---------- Available data

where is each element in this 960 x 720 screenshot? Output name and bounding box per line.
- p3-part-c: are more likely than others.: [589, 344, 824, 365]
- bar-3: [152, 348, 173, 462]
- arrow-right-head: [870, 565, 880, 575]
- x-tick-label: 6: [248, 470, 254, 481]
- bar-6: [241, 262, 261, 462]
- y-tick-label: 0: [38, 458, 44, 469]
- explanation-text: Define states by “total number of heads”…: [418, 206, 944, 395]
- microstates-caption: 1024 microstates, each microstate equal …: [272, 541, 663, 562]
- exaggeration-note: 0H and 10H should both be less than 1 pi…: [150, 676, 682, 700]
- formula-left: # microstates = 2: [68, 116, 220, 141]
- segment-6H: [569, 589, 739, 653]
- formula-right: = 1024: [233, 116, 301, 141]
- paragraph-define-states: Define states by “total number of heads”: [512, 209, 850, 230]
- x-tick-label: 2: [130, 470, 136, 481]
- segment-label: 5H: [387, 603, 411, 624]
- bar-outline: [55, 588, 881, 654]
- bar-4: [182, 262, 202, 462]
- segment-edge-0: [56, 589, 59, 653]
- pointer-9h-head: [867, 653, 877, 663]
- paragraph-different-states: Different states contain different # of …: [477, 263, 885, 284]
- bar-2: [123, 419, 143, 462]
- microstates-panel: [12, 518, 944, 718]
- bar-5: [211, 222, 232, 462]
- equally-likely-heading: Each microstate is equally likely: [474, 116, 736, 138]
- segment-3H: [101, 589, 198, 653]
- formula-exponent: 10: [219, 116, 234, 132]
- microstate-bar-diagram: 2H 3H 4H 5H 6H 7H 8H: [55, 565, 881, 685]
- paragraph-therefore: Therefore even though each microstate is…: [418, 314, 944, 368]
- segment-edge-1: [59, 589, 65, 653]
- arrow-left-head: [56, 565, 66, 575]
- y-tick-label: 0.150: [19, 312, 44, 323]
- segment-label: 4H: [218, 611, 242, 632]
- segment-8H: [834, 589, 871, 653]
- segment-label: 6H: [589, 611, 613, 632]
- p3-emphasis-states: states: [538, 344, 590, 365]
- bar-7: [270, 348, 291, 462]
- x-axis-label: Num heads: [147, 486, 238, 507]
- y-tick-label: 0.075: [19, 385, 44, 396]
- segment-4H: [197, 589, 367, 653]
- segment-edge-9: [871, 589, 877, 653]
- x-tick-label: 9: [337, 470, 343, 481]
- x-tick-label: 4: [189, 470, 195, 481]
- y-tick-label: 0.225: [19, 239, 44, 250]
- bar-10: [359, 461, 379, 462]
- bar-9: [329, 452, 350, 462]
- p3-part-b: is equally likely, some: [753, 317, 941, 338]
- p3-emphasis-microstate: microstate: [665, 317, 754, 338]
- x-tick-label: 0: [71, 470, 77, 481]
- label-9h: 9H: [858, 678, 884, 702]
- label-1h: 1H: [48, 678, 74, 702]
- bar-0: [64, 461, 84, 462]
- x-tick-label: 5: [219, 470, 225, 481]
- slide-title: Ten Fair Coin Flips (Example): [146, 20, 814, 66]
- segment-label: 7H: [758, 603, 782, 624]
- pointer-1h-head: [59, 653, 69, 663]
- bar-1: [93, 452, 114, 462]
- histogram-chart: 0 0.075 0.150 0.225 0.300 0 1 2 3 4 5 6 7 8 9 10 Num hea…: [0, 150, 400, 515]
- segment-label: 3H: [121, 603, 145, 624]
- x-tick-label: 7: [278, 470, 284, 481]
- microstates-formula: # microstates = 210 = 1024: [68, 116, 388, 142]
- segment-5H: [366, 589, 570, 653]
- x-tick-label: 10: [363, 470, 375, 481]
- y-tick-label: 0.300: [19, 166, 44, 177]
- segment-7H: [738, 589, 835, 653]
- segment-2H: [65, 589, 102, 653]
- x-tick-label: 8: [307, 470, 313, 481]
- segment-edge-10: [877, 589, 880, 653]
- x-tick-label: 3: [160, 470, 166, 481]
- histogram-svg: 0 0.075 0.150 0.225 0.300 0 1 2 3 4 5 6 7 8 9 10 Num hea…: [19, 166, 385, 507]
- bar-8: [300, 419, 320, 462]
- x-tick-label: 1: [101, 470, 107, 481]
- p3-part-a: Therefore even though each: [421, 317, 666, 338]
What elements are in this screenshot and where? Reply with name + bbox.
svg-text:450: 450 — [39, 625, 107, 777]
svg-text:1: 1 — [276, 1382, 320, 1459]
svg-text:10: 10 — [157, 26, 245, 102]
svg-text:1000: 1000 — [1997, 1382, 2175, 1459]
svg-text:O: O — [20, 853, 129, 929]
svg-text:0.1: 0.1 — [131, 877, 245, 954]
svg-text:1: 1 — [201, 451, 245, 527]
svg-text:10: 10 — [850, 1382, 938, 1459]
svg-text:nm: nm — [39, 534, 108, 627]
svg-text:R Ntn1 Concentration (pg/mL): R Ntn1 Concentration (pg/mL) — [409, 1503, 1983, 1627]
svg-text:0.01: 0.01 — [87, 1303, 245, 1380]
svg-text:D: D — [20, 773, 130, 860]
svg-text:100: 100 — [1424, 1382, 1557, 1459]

--------------------

#### What the task asks:
Quote the entries above exactly, from their start through the line containing "- exaggeration-note: 0H", inclusive.

#### Solution to the problem:
where is each element in this 960 x 720 screenshot? Output name and bounding box per line.
- p3-part-c: are more likely than others.: [589, 344, 824, 365]
- bar-3: [152, 348, 173, 462]
- arrow-right-head: [870, 565, 880, 575]
- x-tick-label: 6: [248, 470, 254, 481]
- bar-6: [241, 262, 261, 462]
- y-tick-label: 0: [38, 458, 44, 469]
- explanation-text: Define states by “total number of heads”…: [418, 206, 944, 395]
- microstates-caption: 1024 microstates, each microstate equal …: [272, 541, 663, 562]
- exaggeration-note: 0H and 10H should both be less than 1 pi…: [150, 676, 682, 700]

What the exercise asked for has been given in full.